(Requirements) Repeat exactly each line of the data provided below.
** start of Materials provided **
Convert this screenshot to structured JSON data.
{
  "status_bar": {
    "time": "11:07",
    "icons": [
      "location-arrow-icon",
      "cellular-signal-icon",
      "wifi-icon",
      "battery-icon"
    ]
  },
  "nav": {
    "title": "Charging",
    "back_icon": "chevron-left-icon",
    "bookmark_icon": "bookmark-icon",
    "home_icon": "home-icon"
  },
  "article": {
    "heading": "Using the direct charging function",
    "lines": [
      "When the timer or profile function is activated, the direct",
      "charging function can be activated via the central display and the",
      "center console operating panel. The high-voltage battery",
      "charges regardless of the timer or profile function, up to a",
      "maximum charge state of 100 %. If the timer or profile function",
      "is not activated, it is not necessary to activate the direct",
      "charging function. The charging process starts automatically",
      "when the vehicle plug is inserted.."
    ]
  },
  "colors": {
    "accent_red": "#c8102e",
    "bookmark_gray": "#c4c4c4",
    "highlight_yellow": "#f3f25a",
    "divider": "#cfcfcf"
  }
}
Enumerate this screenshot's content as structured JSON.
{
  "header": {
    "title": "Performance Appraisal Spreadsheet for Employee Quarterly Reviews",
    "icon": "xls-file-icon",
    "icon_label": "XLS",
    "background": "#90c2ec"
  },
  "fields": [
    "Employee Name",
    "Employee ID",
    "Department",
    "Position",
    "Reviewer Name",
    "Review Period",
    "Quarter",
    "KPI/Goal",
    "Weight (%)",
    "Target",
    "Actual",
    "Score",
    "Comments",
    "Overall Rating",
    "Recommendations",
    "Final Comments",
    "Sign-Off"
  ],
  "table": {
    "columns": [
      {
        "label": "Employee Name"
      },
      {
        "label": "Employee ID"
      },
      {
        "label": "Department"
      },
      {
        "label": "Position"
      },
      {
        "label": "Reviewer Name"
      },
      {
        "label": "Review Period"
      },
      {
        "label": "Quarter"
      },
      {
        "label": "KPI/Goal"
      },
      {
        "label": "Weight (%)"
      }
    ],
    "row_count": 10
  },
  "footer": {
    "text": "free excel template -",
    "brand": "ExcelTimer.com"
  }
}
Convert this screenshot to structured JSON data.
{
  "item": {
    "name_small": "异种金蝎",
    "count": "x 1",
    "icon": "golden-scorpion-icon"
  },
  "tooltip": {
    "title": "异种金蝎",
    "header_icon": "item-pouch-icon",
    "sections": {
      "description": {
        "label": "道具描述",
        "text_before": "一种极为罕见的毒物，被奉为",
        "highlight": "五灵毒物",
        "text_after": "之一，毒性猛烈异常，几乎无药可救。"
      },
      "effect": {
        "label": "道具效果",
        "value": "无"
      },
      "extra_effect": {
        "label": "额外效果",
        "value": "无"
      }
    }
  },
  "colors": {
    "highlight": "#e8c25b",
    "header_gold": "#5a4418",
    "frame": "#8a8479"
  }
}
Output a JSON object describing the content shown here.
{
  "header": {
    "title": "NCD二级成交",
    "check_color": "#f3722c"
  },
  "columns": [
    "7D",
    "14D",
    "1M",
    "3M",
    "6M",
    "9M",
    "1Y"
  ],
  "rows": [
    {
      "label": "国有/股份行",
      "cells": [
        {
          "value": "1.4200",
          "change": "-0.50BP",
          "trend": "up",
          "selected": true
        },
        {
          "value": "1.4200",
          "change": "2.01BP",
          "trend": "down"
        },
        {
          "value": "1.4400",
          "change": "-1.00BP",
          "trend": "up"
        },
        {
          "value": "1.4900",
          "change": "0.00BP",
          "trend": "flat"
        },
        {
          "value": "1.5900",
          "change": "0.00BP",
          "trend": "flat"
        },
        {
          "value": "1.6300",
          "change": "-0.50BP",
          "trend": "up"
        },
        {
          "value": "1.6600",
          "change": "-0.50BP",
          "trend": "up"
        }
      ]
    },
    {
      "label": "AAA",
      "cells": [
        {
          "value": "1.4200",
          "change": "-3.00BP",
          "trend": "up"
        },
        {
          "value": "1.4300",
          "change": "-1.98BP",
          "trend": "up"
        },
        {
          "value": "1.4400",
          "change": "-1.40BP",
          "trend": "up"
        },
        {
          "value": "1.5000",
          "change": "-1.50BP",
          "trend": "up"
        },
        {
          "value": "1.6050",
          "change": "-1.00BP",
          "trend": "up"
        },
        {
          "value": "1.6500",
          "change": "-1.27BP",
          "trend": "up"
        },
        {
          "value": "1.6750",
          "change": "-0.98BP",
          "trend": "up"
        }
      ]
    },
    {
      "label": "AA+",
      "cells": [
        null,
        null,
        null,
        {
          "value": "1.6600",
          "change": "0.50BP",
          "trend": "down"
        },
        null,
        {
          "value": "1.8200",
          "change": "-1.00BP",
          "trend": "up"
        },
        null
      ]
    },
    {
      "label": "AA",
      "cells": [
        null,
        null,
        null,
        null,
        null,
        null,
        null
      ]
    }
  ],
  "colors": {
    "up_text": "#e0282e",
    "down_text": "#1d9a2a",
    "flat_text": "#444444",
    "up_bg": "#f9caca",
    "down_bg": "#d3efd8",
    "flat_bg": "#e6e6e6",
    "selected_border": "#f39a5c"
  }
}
** end of Materials provided **
(Completed exercise)
Convert this screenshot to structured JSON data.
{
  "status_bar": {
    "time": "11:07",
    "icons": [
      "location-arrow-icon",
      "cellular-signal-icon",
      "wifi-icon",
      "battery-icon"
    ]
  },
  "nav": {
    "title": "Charging",
    "back_icon": "chevron-left-icon",
    "bookmark_icon": "bookmark-icon",
    "home_icon": "home-icon"
  },
  "article": {
    "heading": "Using the direct charging function",
    "lines": [
      "When the timer or profile function is activated, the direct",
      "charging function can be activated via the central display and the",
      "center console operating panel. The high-voltage battery",
      "charges regardless of the timer or profile function, up to a",
      "maximum charge state of 100 %. If the timer or profile function",
      "is not activated, it is not necessary to activate the direct",
      "charging function. The charging process starts automatically",
      "when the vehicle plug is inserted.."
    ]
  },
  "colors": {
    "accent_red": "#c8102e",
    "bookmark_gray": "#c4c4c4",
    "highlight_yellow": "#f3f25a",
    "divider": "#cfcfcf"
  }
}
Enumerate this screenshot's content as structured JSON.
{
  "header": {
    "title": "Performance Appraisal Spreadsheet for Employee Quarterly Reviews",
    "icon": "xls-file-icon",
    "icon_label": "XLS",
    "background": "#90c2ec"
  },
  "fields": [
    "Employee Name",
    "Employee ID",
    "Department",
    "Position",
    "Reviewer Name",
    "Review Period",
    "Quarter",
    "KPI/Goal",
    "Weight (%)",
    "Target",
    "Actual",
    "Score",
    "Comments",
    "Overall Rating",
    "Recommendations",
    "Final Comments",
    "Sign-Off"
  ],
  "table": {
    "columns": [
      {
        "label": "Employee Name"
      },
      {
        "label": "Employee ID"
      },
      {
        "label": "Department"
      },
      {
        "label": "Position"
      },
      {
        "label": "Reviewer Name"
      },
      {
        "label": "Review Period"
      },
      {
        "label": "Quarter"
      },
      {
        "label": "KPI/Goal"
      },
      {
        "label": "Weight (%)"
      }
    ],
    "row_count": 10
  },
  "footer": {
    "text": "free excel template -",
    "brand": "ExcelTimer.com"
  }
}
Convert this screenshot to structured JSON data.
{
  "item": {
    "name_small": "异种金蝎",
    "count": "x 1",
    "icon": "golden-scorpion-icon"
  },
  "tooltip": {
    "title": "异种金蝎",
    "header_icon": "item-pouch-icon",
    "sections": {
      "description": {
        "label": "道具描述",
        "text_before": "一种极为罕见的毒物，被奉为",
        "highlight": "五灵毒物",
        "text_after": "之一，毒性猛烈异常，几乎无药可救。"
      },
      "effect": {
        "label": "道具效果",
        "value": "无"
      },
      "extra_effect": {
        "label": "额外效果",
        "value": "无"
      }
    }
  },
  "colors": {
    "highlight": "#e8c25b",
    "header_gold": "#5a4418",
    "frame": "#8a8479"
  }
}
Output a JSON object describing the content shown here.
{
  "header": {
    "title": "NCD二级成交",
    "check_color": "#f3722c"
  },
  "columns": [
    "7D",
    "14D",
    "1M",
    "3M",
    "6M",
    "9M",
    "1Y"
  ],
  "rows": [
    {
      "label": "国有/股份行",
      "cells": [
        {
          "value": "1.4200",
          "change": "-0.50BP",
          "trend": "up",
          "selected": true
        },
        {
          "value": "1.4200",
          "change": "2.01BP",
          "trend": "down"
        },
        {
          "value": "1.4400",
          "change": "-1.00BP",
          "trend": "up"
        },
        {
          "value": "1.4900",
          "change": "0.00BP",
          "trend": "flat"
        },
        {
          "value": "1.5900",
          "change": "0.00BP",
          "trend": "flat"
        },
        {
          "value": "1.6300",
          "change": "-0.50BP",
          "trend": "up"
        },
        {
          "value": "1.6600",
          "change": "-0.50BP",
          "trend": "up"
        }
      ]
    },
    {
      "label": "AAA",
      "cells": [
        {
          "value": "1.4200",
          "change": "-3.00BP",
          "trend": "up"
        },
        {
          "value": "1.4300",
          "change": "-1.98BP",
          "trend": "up"
        },
        {
          "value": "1.4400",
          "change": "-1.40BP",
          "trend": "up"
        },
        {
          "value": "1.5000",
          "change": "-1.50BP",
          "trend": "up"
        },
        {
          "value": "1.6050",
          "change": "-1.00BP",
          "trend": "up"
        },
        {
          "value": "1.6500",
          "change": "-1.27BP",
          "trend": "up"
        },
        {
          "value": "1.6750",
          "change": "-0.98BP",
          "trend": "up"
        }
      ]
    },
    {
      "label": "AA+",
      "cells": [
        null,
        null,
        null,
        {
          "value": "1.6600",
          "change": "0.50BP",
          "trend": "down"
        },
        null,
        {
          "value": "1.8200",
          "change": "-1.00BP",
          "trend": "up"
        },
        null
      ]
    },
    {
      "label": "AA",
      "cells": [
        null,
        null,
        null,
        null,
        null,
        null,
        null
      ]
    }
  ],
  "colors": {
    "up_text": "#e0282e",
    "down_text": "#1d9a2a",
    "flat_text": "#444444",
    "up_bg": "#f9caca",
    "down_bg": "#d3efd8",
    "flat_bg": "#e6e6e6",
    "selected_border": "#f39a5c"
  }
}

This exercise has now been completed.